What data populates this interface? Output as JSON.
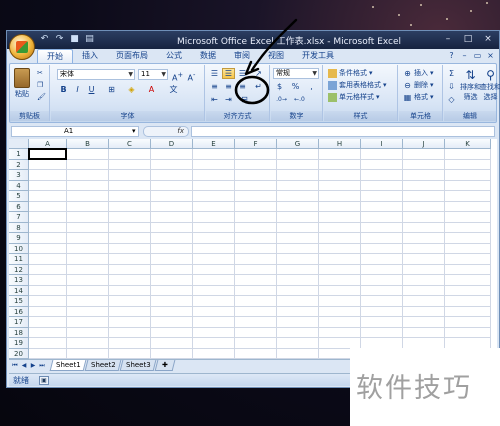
{
  "window": {
    "title": "Microsoft Office Excel 工作表.xlsx - Microsoft Excel"
  },
  "tabs": [
    {
      "label": "开始",
      "active": true
    },
    {
      "label": "插入"
    },
    {
      "label": "页面布局"
    },
    {
      "label": "公式"
    },
    {
      "label": "数据"
    },
    {
      "label": "审阅"
    },
    {
      "label": "视图"
    },
    {
      "label": "开发工具"
    }
  ],
  "ribbon": {
    "clipboard": {
      "label": "剪贴板",
      "paste": "粘贴"
    },
    "font": {
      "label": "字体",
      "name": "宋体",
      "size": "11",
      "bold": "B",
      "italic": "I",
      "underline": "U"
    },
    "alignment": {
      "label": "对齐方式"
    },
    "number": {
      "label": "数字",
      "format": "常规",
      "percent": "%",
      "comma": ","
    },
    "styles": {
      "label": "样式",
      "conditional": "条件格式",
      "table": "套用表格格式",
      "cell": "单元格样式"
    },
    "cells": {
      "label": "单元格",
      "insert": "插入",
      "delete": "删除",
      "format": "格式"
    },
    "editing": {
      "label": "编辑",
      "sort": "排序和",
      "sort2": "筛选",
      "find": "查找和",
      "find2": "选择"
    }
  },
  "formula_bar": {
    "name_box": "A1",
    "fx": "fx",
    "value": ""
  },
  "columns": [
    "A",
    "B",
    "C",
    "D",
    "E",
    "F",
    "G",
    "H",
    "I",
    "J",
    "K"
  ],
  "rows": [
    "1",
    "2",
    "3",
    "4",
    "5",
    "6",
    "7",
    "8",
    "9",
    "10",
    "11",
    "12",
    "13",
    "14",
    "15",
    "16",
    "17",
    "18",
    "19",
    "20"
  ],
  "sheets": [
    {
      "label": "Sheet1",
      "active": true
    },
    {
      "label": "Sheet2"
    },
    {
      "label": "Sheet3"
    }
  ],
  "status": {
    "text": "就绪"
  },
  "watermark": "软件技巧",
  "colors": {
    "accent": "#15428b",
    "ribbon": "#dbe6f4",
    "titlebar": "#1f2f52"
  }
}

PROBLEM TO WORK ON:
All of the lines above should be printed exactly, minus the pictures.

EXERCISE RESPONSE:
What data populates this interface? Output as JSON.
{
  "window": {
    "title": "Microsoft Office Excel 工作表.xlsx - Microsoft Excel"
  },
  "tabs": [
    {
      "label": "开始",
      "active": true
    },
    {
      "label": "插入"
    },
    {
      "label": "页面布局"
    },
    {
      "label": "公式"
    },
    {
      "label": "数据"
    },
    {
      "label": "审阅"
    },
    {
      "label": "视图"
    },
    {
      "label": "开发工具"
    }
  ],
  "ribbon": {
    "clipboard": {
      "label": "剪贴板",
      "paste": "粘贴"
    },
    "font": {
      "label": "字体",
      "name": "宋体",
      "size": "11",
      "bold": "B",
      "italic": "I",
      "underline": "U"
    },
    "alignment": {
      "label": "对齐方式"
    },
    "number": {
      "label": "数字",
      "format": "常规",
      "percent": "%",
      "comma": ","
    },
    "styles": {
      "label": "样式",
      "conditional": "条件格式",
      "table": "套用表格格式",
      "cell": "单元格样式"
    },
    "cells": {
      "label": "单元格",
      "insert": "插入",
      "delete": "删除",
      "format": "格式"
    },
    "editing": {
      "label": "编辑",
      "sort": "排序和",
      "sort2": "筛选",
      "find": "查找和",
      "find2": "选择"
    }
  },
  "formula_bar": {
    "name_box": "A1",
    "fx": "fx",
    "value": ""
  },
  "columns": [
    "A",
    "B",
    "C",
    "D",
    "E",
    "F",
    "G",
    "H",
    "I",
    "J",
    "K"
  ],
  "rows": [
    "1",
    "2",
    "3",
    "4",
    "5",
    "6",
    "7",
    "8",
    "9",
    "10",
    "11",
    "12",
    "13",
    "14",
    "15",
    "16",
    "17",
    "18",
    "19",
    "20"
  ],
  "sheets": [
    {
      "label": "Sheet1",
      "active": true
    },
    {
      "label": "Sheet2"
    },
    {
      "label": "Sheet3"
    }
  ],
  "status": {
    "text": "就绪"
  },
  "watermark": "软件技巧",
  "colors": {
    "accent": "#15428b",
    "ribbon": "#dbe6f4",
    "titlebar": "#1f2f52"
  }
}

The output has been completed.